● Do this:
Repeat every line of the material, character for character.

● Exercise data:
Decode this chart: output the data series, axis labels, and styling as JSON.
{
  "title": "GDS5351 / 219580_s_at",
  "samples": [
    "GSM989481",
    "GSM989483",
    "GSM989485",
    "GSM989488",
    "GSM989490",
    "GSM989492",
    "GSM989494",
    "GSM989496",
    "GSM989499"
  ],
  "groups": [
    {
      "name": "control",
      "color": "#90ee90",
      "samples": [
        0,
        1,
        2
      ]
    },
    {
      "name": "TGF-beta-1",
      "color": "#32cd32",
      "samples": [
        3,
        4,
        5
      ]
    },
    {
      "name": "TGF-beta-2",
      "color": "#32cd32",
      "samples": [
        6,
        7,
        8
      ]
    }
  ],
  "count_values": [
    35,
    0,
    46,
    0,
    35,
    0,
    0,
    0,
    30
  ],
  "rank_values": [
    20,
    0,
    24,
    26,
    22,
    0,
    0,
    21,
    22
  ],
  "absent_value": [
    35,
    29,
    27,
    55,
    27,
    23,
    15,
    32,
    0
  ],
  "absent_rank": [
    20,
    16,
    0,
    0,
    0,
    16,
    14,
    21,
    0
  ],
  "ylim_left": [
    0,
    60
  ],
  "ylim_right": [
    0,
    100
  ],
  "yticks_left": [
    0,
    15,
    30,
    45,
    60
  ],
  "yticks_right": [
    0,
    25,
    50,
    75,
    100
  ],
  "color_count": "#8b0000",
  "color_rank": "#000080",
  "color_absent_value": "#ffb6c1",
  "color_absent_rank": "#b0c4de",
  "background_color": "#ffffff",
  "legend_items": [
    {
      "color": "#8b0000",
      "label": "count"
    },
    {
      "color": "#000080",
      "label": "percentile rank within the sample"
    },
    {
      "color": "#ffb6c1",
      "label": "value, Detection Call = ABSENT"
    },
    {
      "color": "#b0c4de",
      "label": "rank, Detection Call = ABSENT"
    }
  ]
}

● Response to this task:
Decode this chart: output the data series, axis labels, and styling as JSON.
{
  "title": "GDS5351 / 219580_s_at",
  "samples": [
    "GSM989481",
    "GSM989483",
    "GSM989485",
    "GSM989488",
    "GSM989490",
    "GSM989492",
    "GSM989494",
    "GSM989496",
    "GSM989499"
  ],
  "groups": [
    {
      "name": "control",
      "color": "#90ee90",
      "samples": [
        0,
        1,
        2
      ]
    },
    {
      "name": "TGF-beta-1",
      "color": "#32cd32",
      "samples": [
        3,
        4,
        5
      ]
    },
    {
      "name": "TGF-beta-2",
      "color": "#32cd32",
      "samples": [
        6,
        7,
        8
      ]
    }
  ],
  "count_values": [
    35,
    0,
    46,
    0,
    35,
    0,
    0,
    0,
    30
  ],
  "rank_values": [
    20,
    0,
    24,
    26,
    22,
    0,
    0,
    21,
    22
  ],
  "absent_value": [
    35,
    29,
    27,
    55,
    27,
    23,
    15,
    32,
    0
  ],
  "absent_rank": [
    20,
    16,
    0,
    0,
    0,
    16,
    14,
    21,
    0
  ],
  "ylim_left": [
    0,
    60
  ],
  "ylim_right": [
    0,
    100
  ],
  "yticks_left": [
    0,
    15,
    30,
    45,
    60
  ],
  "yticks_right": [
    0,
    25,
    50,
    75,
    100
  ],
  "color_count": "#8b0000",
  "color_rank": "#000080",
  "color_absent_value": "#ffb6c1",
  "color_absent_rank": "#b0c4de",
  "background_color": "#ffffff",
  "legend_items": [
    {
      "color": "#8b0000",
      "label": "count"
    },
    {
      "color": "#000080",
      "label": "percentile rank within the sample"
    },
    {
      "color": "#ffb6c1",
      "label": "value, Detection Call = ABSENT"
    },
    {
      "color": "#b0c4de",
      "label": "rank, Detection Call = ABSENT"
    }
  ]
}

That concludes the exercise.